# THE REQUEST:
Tell how many lines in the data below hold the string "Election"; give nothing but the number.

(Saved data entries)
◇ ◇ ◇ ◇

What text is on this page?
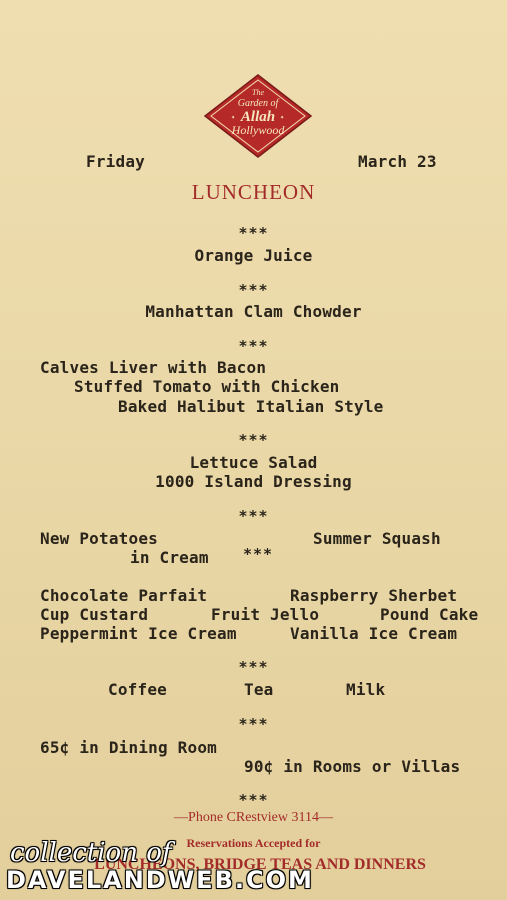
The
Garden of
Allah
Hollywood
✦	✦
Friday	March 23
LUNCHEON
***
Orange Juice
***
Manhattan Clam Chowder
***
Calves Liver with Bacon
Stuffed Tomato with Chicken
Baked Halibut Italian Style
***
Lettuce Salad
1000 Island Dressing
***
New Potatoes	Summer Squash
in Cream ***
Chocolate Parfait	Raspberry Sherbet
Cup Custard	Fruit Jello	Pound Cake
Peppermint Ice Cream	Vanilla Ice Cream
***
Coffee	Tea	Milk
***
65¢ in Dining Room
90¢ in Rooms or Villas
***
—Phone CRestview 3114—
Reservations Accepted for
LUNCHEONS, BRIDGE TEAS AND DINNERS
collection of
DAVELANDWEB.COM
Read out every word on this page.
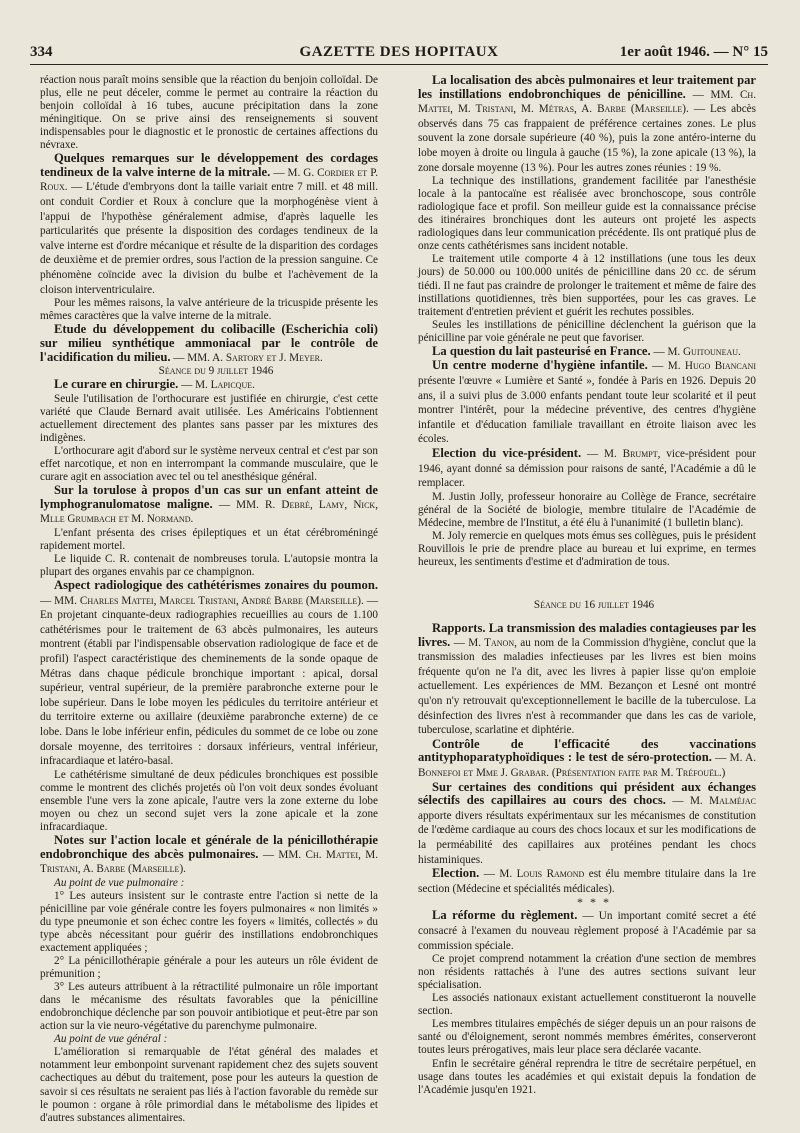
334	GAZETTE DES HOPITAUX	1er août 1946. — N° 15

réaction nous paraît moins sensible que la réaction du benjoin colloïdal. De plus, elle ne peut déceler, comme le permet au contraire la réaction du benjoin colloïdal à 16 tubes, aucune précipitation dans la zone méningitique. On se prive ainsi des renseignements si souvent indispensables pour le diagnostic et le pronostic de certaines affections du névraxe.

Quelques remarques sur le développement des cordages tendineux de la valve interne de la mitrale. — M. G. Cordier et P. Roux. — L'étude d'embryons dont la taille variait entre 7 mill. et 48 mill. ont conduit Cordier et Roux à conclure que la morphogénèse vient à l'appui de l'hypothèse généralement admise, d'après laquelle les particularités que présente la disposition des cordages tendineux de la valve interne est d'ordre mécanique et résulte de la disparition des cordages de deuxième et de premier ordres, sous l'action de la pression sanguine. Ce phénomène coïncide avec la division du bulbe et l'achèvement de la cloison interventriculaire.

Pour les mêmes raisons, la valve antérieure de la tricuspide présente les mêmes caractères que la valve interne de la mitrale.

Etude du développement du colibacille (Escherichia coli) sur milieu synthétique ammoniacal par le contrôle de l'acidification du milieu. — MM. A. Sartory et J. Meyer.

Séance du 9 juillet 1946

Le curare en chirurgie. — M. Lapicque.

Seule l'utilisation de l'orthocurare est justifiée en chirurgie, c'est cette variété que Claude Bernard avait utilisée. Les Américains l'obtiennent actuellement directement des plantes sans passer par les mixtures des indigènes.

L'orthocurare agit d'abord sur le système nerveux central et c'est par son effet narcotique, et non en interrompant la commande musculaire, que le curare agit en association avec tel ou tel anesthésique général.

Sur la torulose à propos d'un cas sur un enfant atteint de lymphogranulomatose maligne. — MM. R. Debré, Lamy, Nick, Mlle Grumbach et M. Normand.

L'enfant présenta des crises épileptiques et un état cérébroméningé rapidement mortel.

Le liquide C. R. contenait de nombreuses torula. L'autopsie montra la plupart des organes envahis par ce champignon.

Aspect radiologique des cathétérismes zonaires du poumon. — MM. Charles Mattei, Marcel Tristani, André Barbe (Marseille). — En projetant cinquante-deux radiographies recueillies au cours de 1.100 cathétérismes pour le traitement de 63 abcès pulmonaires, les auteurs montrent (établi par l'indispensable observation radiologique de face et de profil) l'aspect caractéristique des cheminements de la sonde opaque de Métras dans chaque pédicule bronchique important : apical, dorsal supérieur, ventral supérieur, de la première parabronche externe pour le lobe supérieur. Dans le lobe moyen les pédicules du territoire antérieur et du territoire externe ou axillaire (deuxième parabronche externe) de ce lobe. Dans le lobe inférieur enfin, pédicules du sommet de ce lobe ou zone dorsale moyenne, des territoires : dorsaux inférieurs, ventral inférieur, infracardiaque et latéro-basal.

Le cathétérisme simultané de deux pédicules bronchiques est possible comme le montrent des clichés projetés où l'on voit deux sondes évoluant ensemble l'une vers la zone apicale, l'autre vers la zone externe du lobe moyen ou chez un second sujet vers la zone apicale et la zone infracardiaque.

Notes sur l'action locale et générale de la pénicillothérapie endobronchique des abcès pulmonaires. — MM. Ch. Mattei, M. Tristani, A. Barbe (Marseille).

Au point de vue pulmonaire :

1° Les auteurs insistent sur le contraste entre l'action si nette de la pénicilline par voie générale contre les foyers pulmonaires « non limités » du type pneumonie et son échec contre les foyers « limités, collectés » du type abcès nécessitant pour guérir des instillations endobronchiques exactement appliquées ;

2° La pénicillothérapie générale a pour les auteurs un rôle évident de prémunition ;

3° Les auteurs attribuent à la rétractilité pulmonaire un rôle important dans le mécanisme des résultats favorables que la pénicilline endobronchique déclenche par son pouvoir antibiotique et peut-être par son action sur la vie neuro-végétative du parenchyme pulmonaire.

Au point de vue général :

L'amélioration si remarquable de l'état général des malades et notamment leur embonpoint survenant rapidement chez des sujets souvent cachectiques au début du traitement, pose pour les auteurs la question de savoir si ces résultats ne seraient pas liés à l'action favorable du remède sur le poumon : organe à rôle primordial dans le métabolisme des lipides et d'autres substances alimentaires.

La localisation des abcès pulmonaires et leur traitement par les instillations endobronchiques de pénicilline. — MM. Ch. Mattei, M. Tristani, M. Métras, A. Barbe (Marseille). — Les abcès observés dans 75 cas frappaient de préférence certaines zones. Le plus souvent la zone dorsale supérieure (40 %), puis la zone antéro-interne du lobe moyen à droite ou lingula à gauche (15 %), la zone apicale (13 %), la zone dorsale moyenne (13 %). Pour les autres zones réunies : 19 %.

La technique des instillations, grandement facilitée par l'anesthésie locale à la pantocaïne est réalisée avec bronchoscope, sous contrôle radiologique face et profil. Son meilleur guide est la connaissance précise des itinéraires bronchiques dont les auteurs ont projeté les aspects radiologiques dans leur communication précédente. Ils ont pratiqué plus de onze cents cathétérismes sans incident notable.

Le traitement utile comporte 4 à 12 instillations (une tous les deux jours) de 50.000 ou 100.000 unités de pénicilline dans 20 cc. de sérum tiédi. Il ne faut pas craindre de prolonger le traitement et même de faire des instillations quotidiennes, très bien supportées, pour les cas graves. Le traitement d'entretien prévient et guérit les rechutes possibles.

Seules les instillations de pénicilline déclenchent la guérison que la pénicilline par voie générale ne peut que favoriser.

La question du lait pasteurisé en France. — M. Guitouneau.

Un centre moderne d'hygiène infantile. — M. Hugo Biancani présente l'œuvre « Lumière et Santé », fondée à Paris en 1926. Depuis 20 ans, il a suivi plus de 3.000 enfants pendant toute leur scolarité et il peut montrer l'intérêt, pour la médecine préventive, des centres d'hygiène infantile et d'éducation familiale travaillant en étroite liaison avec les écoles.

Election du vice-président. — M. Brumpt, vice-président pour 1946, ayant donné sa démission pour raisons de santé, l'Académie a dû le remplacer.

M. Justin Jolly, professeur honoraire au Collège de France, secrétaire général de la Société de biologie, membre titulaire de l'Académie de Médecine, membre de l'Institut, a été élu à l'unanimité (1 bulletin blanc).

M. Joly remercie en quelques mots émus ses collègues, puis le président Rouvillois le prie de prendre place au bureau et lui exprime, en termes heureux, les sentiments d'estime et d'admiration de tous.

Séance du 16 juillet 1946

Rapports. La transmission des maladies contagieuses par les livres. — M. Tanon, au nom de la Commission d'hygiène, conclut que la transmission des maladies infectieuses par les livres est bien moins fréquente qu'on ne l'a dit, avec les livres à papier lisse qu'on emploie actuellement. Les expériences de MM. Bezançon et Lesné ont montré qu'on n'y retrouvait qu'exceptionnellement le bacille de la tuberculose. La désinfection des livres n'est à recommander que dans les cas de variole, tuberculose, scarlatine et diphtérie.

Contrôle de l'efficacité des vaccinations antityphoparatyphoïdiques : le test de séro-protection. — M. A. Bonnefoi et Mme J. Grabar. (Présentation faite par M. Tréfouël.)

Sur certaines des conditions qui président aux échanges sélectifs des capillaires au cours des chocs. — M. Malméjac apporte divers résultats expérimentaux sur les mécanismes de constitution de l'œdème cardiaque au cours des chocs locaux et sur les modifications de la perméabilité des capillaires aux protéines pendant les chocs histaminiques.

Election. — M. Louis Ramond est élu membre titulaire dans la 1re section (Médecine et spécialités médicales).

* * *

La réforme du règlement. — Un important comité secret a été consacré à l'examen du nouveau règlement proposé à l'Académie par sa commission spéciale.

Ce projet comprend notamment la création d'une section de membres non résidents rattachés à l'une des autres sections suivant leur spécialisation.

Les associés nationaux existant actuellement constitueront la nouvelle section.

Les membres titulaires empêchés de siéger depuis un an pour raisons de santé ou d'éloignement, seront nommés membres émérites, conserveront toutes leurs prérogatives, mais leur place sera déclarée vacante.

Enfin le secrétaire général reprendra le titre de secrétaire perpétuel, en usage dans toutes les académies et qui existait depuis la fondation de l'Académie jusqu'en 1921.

◇ ◇ ◇ ◇

# CORRECT OUTPUT:
2